CONSIGNES DE L'EXERCICE
1) Dans les lignes d'annotations, renommez « x-tick-label » en « graduation-x » de la ligne contenant « data-point: [336, 372, 349, 385] » jusqu'à celle contenant « data-point: [416, 279, 429, 292] » incluse. Recopiez ces lignes sans aucun autre changement.
2) Donnez la suite du texte sur la maltraitance institutionnelle envers les personnes âgées à partir de l'endroit où il s'arrête.
##### EXTRAIT DU TEXTE #####
Une maltraitance qui devient institutionnelle

Enfin, Olivier Véran a annoncé la mise en place d’un dispositif de médiation entre les familles et les établissements : d’ici 2023 une plateforme de signalement des maltraitances viendra en renfort du 3977, numéro de lutte contre les maltraitances des personnes âgées, qui sera doté d’un million d’euros supplémentaire.

L’exécutif prévoit par ailleurs un programme de formation-action contre la maltraitance pour les 400 000 salariés du secteur. Une réponse à côté de la plaque pour l’UNSP-FO, puisqu’elle ne règle pas le problème du manque d’effectif, qui est la cause de cette problématique. Même formés, si l’on doit faire la toilette pour une dizaine de résidents en une matinée, on risque d’être maltraitant, explique Franck Houlgatte. Par le manque d’effectifs et de moyens, la maltraitance est institutionnelle. Là, on fait peser ce problème sur les épaules des salariés.
##### LIGNES FOURNIES #####
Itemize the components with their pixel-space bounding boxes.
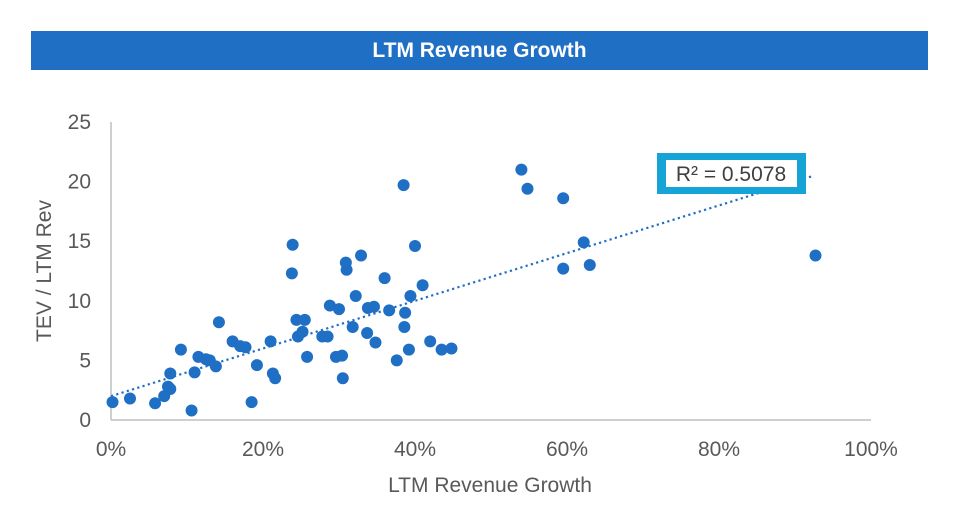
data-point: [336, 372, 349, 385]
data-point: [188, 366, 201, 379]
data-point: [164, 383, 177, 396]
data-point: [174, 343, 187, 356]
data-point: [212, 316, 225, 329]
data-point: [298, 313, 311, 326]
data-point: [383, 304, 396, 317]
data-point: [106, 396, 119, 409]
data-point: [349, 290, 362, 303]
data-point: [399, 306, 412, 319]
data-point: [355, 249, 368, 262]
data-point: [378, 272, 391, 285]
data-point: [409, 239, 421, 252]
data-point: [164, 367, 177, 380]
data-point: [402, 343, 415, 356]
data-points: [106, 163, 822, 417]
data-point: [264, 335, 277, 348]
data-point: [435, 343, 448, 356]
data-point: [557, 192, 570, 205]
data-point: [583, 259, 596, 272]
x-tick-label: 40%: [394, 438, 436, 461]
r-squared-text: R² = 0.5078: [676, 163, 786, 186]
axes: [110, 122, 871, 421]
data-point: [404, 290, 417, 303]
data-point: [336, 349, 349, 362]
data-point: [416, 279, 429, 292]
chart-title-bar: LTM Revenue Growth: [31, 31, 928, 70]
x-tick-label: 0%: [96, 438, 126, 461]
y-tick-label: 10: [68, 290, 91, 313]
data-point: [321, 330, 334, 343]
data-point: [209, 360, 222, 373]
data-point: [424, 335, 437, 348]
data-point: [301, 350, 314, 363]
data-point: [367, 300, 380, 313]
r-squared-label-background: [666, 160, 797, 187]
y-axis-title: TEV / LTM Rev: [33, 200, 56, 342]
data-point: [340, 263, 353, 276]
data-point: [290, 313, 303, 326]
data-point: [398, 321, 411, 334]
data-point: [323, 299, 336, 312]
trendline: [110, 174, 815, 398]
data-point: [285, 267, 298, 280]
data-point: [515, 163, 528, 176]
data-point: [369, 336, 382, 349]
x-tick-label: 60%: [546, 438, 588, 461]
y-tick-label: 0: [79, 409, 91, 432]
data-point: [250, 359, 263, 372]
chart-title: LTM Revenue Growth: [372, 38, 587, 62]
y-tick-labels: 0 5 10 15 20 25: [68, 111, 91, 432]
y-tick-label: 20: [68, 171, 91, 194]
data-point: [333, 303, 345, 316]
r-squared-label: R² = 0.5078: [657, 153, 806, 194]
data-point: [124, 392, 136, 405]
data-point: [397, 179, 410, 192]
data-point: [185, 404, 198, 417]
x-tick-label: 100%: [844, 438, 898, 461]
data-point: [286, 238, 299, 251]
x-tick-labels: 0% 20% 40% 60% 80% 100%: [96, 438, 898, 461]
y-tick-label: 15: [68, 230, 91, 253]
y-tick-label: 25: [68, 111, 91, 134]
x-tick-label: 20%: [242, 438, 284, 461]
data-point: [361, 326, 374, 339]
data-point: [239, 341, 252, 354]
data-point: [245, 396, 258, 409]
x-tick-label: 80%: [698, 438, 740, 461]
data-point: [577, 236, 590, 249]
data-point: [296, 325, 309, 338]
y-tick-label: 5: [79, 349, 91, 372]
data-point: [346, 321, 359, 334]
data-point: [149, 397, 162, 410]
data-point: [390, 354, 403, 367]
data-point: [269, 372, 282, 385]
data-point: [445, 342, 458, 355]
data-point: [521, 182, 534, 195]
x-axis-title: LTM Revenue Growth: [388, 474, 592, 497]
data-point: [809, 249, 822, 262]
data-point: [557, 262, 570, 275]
#####
##### LIGNES FOURNIES #####
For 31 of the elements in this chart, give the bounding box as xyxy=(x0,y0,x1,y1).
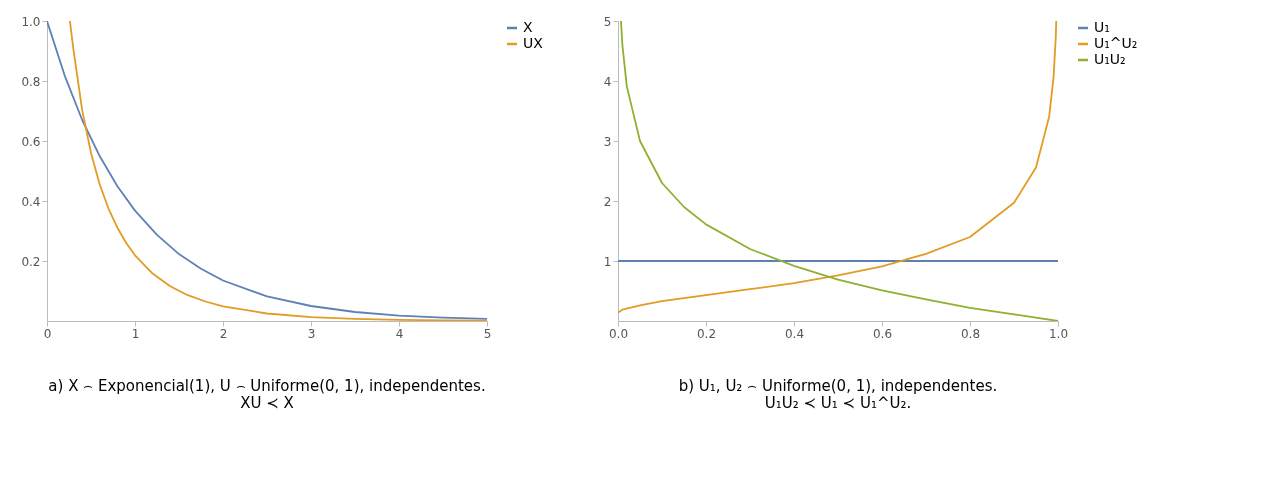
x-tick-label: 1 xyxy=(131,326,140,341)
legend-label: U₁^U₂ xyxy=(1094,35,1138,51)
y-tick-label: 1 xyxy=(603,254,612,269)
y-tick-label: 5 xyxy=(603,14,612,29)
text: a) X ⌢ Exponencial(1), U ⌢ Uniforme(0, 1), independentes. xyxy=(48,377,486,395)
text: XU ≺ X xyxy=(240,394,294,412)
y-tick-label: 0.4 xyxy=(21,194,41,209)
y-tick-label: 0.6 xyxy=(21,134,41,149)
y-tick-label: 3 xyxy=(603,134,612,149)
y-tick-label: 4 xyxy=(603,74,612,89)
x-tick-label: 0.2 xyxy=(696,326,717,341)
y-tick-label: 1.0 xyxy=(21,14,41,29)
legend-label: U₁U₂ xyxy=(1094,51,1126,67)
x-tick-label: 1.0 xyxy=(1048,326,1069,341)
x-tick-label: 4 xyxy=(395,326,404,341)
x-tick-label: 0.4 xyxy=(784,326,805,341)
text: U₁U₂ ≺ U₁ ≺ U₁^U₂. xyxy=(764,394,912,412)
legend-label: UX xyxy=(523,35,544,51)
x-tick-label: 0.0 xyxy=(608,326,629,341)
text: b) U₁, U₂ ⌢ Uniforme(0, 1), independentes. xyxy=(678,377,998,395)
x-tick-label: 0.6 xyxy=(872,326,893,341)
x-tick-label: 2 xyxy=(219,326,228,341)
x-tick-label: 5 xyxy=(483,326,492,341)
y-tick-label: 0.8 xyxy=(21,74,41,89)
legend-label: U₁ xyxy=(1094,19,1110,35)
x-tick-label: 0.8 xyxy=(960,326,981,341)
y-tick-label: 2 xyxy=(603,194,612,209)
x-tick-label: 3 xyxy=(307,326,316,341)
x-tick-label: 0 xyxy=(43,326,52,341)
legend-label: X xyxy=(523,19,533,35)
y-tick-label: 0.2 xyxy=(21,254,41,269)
#####
RÉPONSES AUX CONSIGNES
1)
data-point: [336, 372, 349, 385]
data-point: [188, 366, 201, 379]
data-point: [164, 383, 177, 396]
data-point: [174, 343, 187, 356]
data-point: [212, 316, 225, 329]
data-point: [298, 313, 311, 326]
data-point: [383, 304, 396, 317]
data-point: [106, 396, 119, 409]
data-point: [349, 290, 362, 303]
data-point: [399, 306, 412, 319]
data-point: [355, 249, 368, 262]
data-point: [378, 272, 391, 285]
data-point: [409, 239, 421, 252]
data-point: [164, 367, 177, 380]
data-point: [402, 343, 415, 356]
data-points: [106, 163, 822, 417]
data-point: [264, 335, 277, 348]
data-point: [435, 343, 448, 356]
data-point: [557, 192, 570, 205]
data-point: [583, 259, 596, 272]
graduation-x: 40%: [394, 438, 436, 461]
r-squared-text: R² = 0.5078: [676, 163, 786, 186]
axes: [110, 122, 871, 421]
data-point: [404, 290, 417, 303]
data-point: [336, 349, 349, 362]
data-point: [416, 279, 429, 292]

2)
Dans ce secteur qui manque donc toujours d’attractivité, nombreux sont les travailleurs qui partent, par peur de mal soigner les résidents dont ils s’occupent. Quand on voit les conditions de travail et de rémunération, on a aucune envie de voir ses enfants s’orienter dans ce secteur, témoigne le militant.